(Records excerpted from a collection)
· · ·

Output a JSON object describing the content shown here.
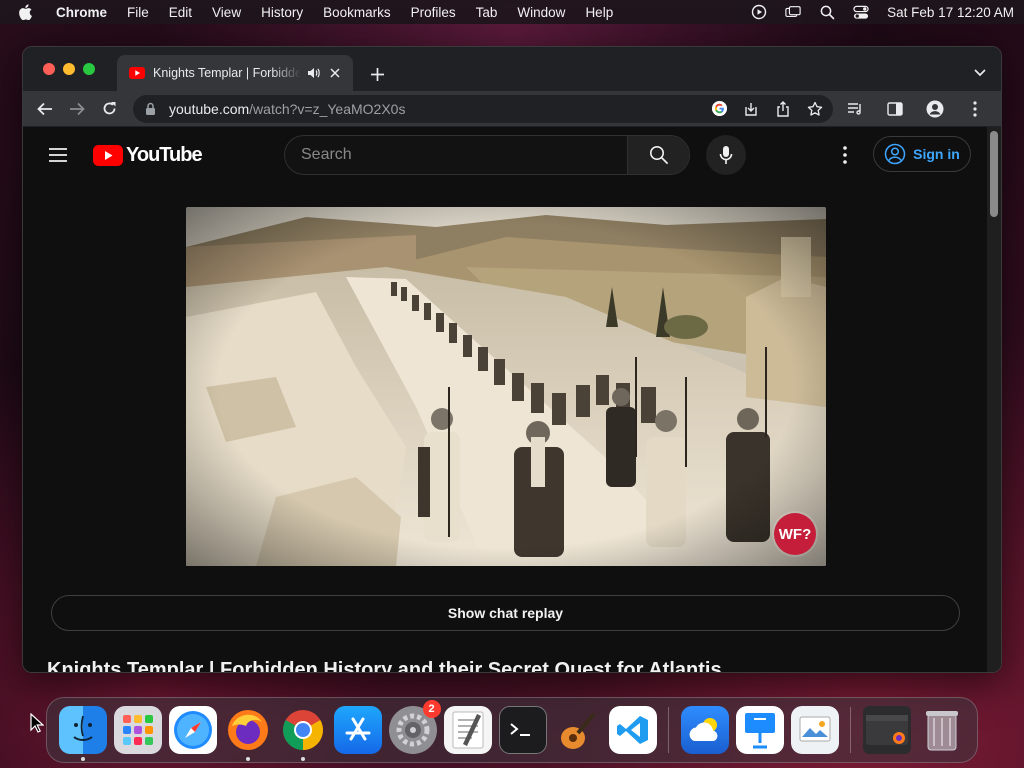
{
  "menubar": {
    "app_name": "Chrome",
    "items": [
      "File",
      "Edit",
      "View",
      "History",
      "Bookmarks",
      "Profiles",
      "Tab",
      "Window",
      "Help"
    ],
    "clock": "Sat Feb 17  12:20 AM",
    "status_icons": [
      "play-circle-icon",
      "screen-mirroring-icon",
      "spotlight-search-icon",
      "control-center-icon"
    ]
  },
  "browser": {
    "tab": {
      "title": "Knights Templar | Forbidden History and their Secret Quest for Atlantis",
      "favicon": "youtube-favicon-icon",
      "audio": "speaker-icon"
    },
    "address": {
      "host": "youtube.com",
      "path": "/watch?v=z_YeaMO2X0s"
    }
  },
  "youtube": {
    "logo_text": "YouTube",
    "search_placeholder": "Search",
    "sign_in_label": "Sign in",
    "chat_replay_label": "Show chat replay",
    "video_title": "Knights Templar | Forbidden History and their Secret Quest for Atlantis",
    "player_badge": "WF?"
  },
  "dock": {
    "apps": [
      {
        "name": "Finder",
        "running": true
      },
      {
        "name": "Launchpad",
        "running": false
      },
      {
        "name": "Safari",
        "running": false
      },
      {
        "name": "Firefox",
        "running": true
      },
      {
        "name": "Chrome",
        "running": true
      },
      {
        "name": "App Store",
        "running": false
      },
      {
        "name": "System Settings",
        "running": false,
        "badge": "2"
      },
      {
        "name": "TextEdit",
        "running": false
      },
      {
        "name": "Terminal",
        "running": false
      },
      {
        "name": "GarageBand",
        "running": false
      },
      {
        "name": "Visual Studio Code",
        "running": false
      },
      {
        "name": "Weather",
        "running": false
      },
      {
        "name": "Keynote",
        "running": false
      },
      {
        "name": "Preview",
        "running": false
      },
      {
        "name": "Recent Window",
        "running": false
      },
      {
        "name": "Trash",
        "running": false
      }
    ]
  },
  "colors": {
    "yt_red": "#ff0000",
    "link_blue": "#3ea6ff",
    "badge_red": "#c41e3a"
  }
}
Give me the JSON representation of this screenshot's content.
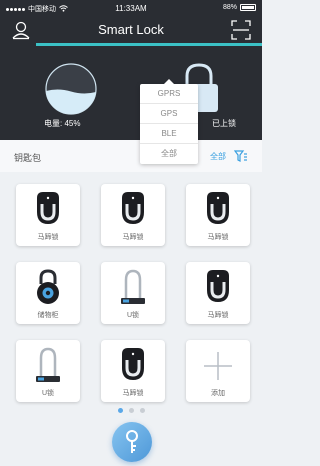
{
  "status_bar": {
    "carrier": "中国移动",
    "time": "11:33AM",
    "battery": "88%"
  },
  "header": {
    "title": "Smart Lock",
    "icons": {
      "left": "user-icon",
      "right": "scan-icon"
    },
    "accent_color": "#3bc1c6"
  },
  "battery_card": {
    "label": "电量: 45%",
    "level": 0.45
  },
  "lock_card": {
    "label": "已上锁"
  },
  "dropdown": {
    "options": [
      "GPRS",
      "GPS",
      "BLE",
      "全部"
    ]
  },
  "keychain": {
    "title": "钥匙包",
    "filter_label": "全部",
    "items": [
      {
        "label": "马蹄锁",
        "icon": "horseshoe-lock-icon"
      },
      {
        "label": "马蹄锁",
        "icon": "horseshoe-lock-icon"
      },
      {
        "label": "马蹄锁",
        "icon": "horseshoe-lock-icon"
      },
      {
        "label": "储物柜",
        "icon": "cabinet-lock-icon"
      },
      {
        "label": "U锁",
        "icon": "u-lock-icon"
      },
      {
        "label": "马蹄锁",
        "icon": "horseshoe-lock-icon"
      },
      {
        "label": "U锁",
        "icon": "u-lock-icon"
      },
      {
        "label": "马蹄锁",
        "icon": "horseshoe-lock-icon"
      },
      {
        "label": "添加",
        "icon": "add-icon"
      }
    ]
  },
  "pager": {
    "count": 3,
    "active": 0
  },
  "key_button": {
    "icon": "key-icon"
  }
}
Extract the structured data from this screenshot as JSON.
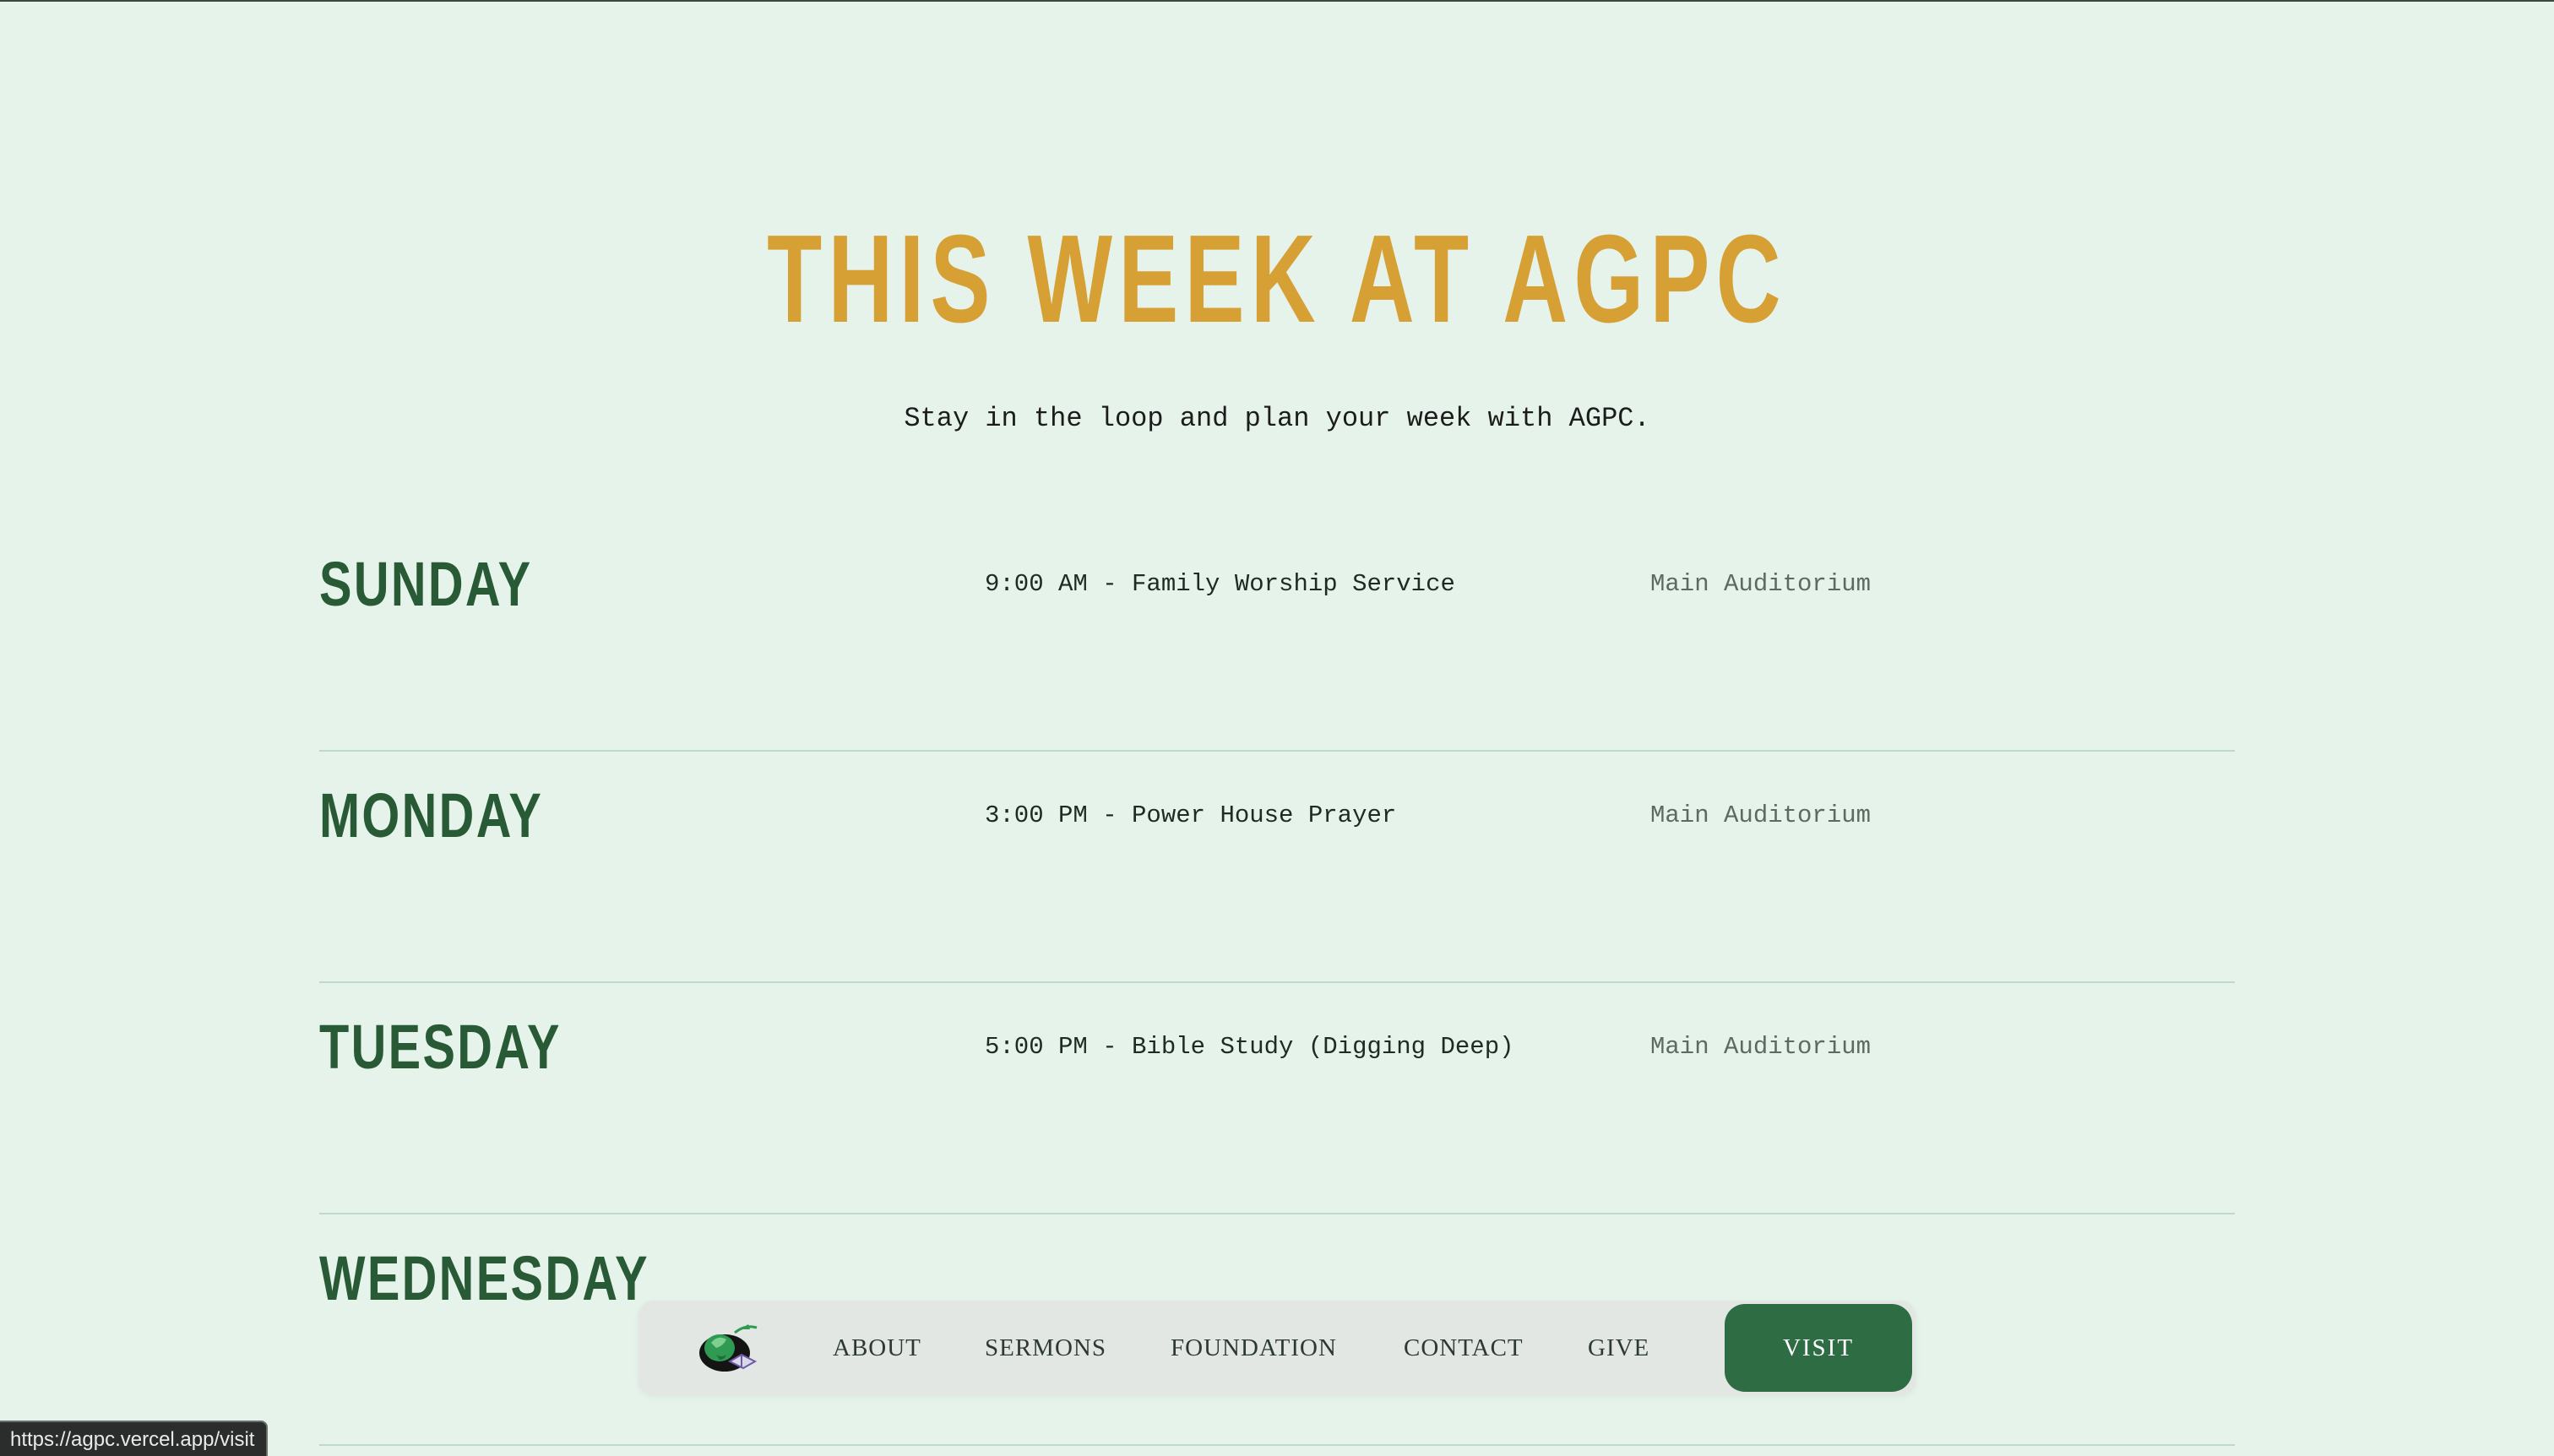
{
  "header": {
    "title": "THIS WEEK AT AGPC",
    "subtitle": "Stay in the loop and plan your week with AGPC."
  },
  "schedule": [
    {
      "day": "SUNDAY",
      "event": "9:00 AM - Family Worship Service",
      "location": "Main Auditorium"
    },
    {
      "day": "MONDAY",
      "event": "3:00 PM - Power House Prayer",
      "location": "Main Auditorium"
    },
    {
      "day": "TUESDAY",
      "event": "5:00 PM - Bible Study (Digging Deep)",
      "location": "Main Auditorium"
    },
    {
      "day": "WEDNESDAY",
      "event": "",
      "location": ""
    }
  ],
  "nav": {
    "logo_icon": "agpc-globe-logo-icon",
    "links": [
      "ABOUT",
      "SERMONS",
      "FOUNDATION",
      "CONTACT",
      "GIVE"
    ],
    "cta": "VISIT"
  },
  "status_bar": {
    "url": "https://agpc.vercel.app/visit"
  },
  "colors": {
    "background": "#e5f3ea",
    "title": "#d6a035",
    "day": "#285a36",
    "accent": "#2e6d44"
  }
}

· · ·

PROBLEM STATEMENT >> Take the listing above and restate it word for word, without its pictures.

RESPONSE >>
Output a JSON object describing the content shown here.
{
  "menubar": {
    "app_name": "Chrome",
    "items": [
      "File",
      "Edit",
      "View",
      "History",
      "Bookmarks",
      "Profiles",
      "Tab",
      "Window",
      "Help"
    ],
    "clock": "Sat Feb 17  12:20 AM",
    "status_icons": [
      "play-circle-icon",
      "screen-mirroring-icon",
      "spotlight-search-icon",
      "control-center-icon"
    ]
  },
  "browser": {
    "tab": {
      "title": "Knights Templar | Forbidden History and their Secret Quest for Atlantis",
      "favicon": "youtube-favicon-icon",
      "audio": "speaker-icon"
    },
    "address": {
      "host": "youtube.com",
      "path": "/watch?v=z_YeaMO2X0s"
    }
  },
  "youtube": {
    "logo_text": "YouTube",
    "search_placeholder": "Search",
    "sign_in_label": "Sign in",
    "chat_replay_label": "Show chat replay",
    "video_title": "Knights Templar | Forbidden History and their Secret Quest for Atlantis",
    "player_badge": "WF?"
  },
  "dock": {
    "apps": [
      {
        "name": "Finder",
        "running": true
      },
      {
        "name": "Launchpad",
        "running": false
      },
      {
        "name": "Safari",
        "running": false
      },
      {
        "name": "Firefox",
        "running": true
      },
      {
        "name": "Chrome",
        "running": true
      },
      {
        "name": "App Store",
        "running": false
      },
      {
        "name": "System Settings",
        "running": false,
        "badge": "2"
      },
      {
        "name": "TextEdit",
        "running": false
      },
      {
        "name": "Terminal",
        "running": false
      },
      {
        "name": "GarageBand",
        "running": false
      },
      {
        "name": "Visual Studio Code",
        "running": false
      },
      {
        "name": "Weather",
        "running": false
      },
      {
        "name": "Keynote",
        "running": false
      },
      {
        "name": "Preview",
        "running": false
      },
      {
        "name": "Recent Window",
        "running": false
      },
      {
        "name": "Trash",
        "running": false
      }
    ]
  },
  "colors": {
    "yt_red": "#ff0000",
    "link_blue": "#3ea6ff",
    "badge_red": "#c41e3a"
  }
}
Give me the JSON representation of this screenshot's content.
{
  "status_bar": {
    "carrier": "中国移动",
    "time": "11:33AM",
    "battery": "88%"
  },
  "header": {
    "title": "Smart Lock",
    "icons": {
      "left": "user-icon",
      "right": "scan-icon"
    },
    "accent_color": "#3bc1c6"
  },
  "battery_card": {
    "label": "电量: 45%",
    "level": 0.45
  },
  "lock_card": {
    "label": "已上锁"
  },
  "dropdown": {
    "options": [
      "GPRS",
      "GPS",
      "BLE",
      "全部"
    ]
  },
  "keychain": {
    "title": "钥匙包",
    "filter_label": "全部",
    "items": [
      {
        "label": "马蹄锁",
        "icon": "horseshoe-lock-icon"
      },
      {
        "label": "马蹄锁",
        "icon": "horseshoe-lock-icon"
      },
      {
        "label": "马蹄锁",
        "icon": "horseshoe-lock-icon"
      },
      {
        "label": "储物柜",
        "icon": "cabinet-lock-icon"
      },
      {
        "label": "U锁",
        "icon": "u-lock-icon"
      },
      {
        "label": "马蹄锁",
        "icon": "horseshoe-lock-icon"
      },
      {
        "label": "U锁",
        "icon": "u-lock-icon"
      },
      {
        "label": "马蹄锁",
        "icon": "horseshoe-lock-icon"
      },
      {
        "label": "添加",
        "icon": "add-icon"
      }
    ]
  },
  "pager": {
    "count": 3,
    "active": 0
  },
  "key_button": {
    "icon": "key-icon"
  }
}
Extract the structured data from this screenshot as JSON.
{
  "header": {
    "title": "THIS WEEK AT AGPC",
    "subtitle": "Stay in the loop and plan your week with AGPC."
  },
  "schedule": [
    {
      "day": "SUNDAY",
      "event": "9:00 AM - Family Worship Service",
      "location": "Main Auditorium"
    },
    {
      "day": "MONDAY",
      "event": "3:00 PM - Power House Prayer",
      "location": "Main Auditorium"
    },
    {
      "day": "TUESDAY",
      "event": "5:00 PM - Bible Study (Digging Deep)",
      "location": "Main Auditorium"
    },
    {
      "day": "WEDNESDAY",
      "event": "",
      "location": ""
    }
  ],
  "nav": {
    "logo_icon": "agpc-globe-logo-icon",
    "links": [
      "ABOUT",
      "SERMONS",
      "FOUNDATION",
      "CONTACT",
      "GIVE"
    ],
    "cta": "VISIT"
  },
  "status_bar": {
    "url": "https://agpc.vercel.app/visit"
  },
  "colors": {
    "background": "#e5f3ea",
    "title": "#d6a035",
    "day": "#285a36",
    "accent": "#2e6d44"
  }
}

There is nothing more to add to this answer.